Records contained in a dataset

━━━━━━

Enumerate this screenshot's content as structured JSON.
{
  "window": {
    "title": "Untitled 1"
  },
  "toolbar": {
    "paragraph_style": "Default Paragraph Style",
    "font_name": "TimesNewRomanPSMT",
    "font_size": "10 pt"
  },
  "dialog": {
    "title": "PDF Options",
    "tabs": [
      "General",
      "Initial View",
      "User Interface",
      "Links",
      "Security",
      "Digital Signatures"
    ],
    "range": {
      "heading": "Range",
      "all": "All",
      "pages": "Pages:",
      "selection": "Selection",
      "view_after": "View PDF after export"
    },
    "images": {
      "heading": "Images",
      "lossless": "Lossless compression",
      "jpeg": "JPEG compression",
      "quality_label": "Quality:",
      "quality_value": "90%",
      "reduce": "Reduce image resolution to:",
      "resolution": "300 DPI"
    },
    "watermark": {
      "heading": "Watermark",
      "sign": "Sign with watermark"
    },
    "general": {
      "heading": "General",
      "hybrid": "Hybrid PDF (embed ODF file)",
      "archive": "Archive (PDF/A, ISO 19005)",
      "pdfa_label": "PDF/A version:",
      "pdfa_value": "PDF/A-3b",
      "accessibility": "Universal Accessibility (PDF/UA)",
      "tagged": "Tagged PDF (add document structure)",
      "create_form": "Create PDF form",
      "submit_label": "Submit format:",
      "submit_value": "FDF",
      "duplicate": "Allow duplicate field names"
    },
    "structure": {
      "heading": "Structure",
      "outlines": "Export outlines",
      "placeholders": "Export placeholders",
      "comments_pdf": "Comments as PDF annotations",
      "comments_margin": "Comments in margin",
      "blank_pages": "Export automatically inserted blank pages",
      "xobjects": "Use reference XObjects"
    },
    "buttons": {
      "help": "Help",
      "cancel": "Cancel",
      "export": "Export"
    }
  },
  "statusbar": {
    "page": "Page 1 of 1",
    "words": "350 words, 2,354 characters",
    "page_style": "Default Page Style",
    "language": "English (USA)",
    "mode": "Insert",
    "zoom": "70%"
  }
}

━━━━━━

To be done: From the listing above, copy out each line where the word "Comments" appears.

Completed task:
      "comments_pdf": "Comments as PDF annotations",
      "comments_margin": "Comments in margin",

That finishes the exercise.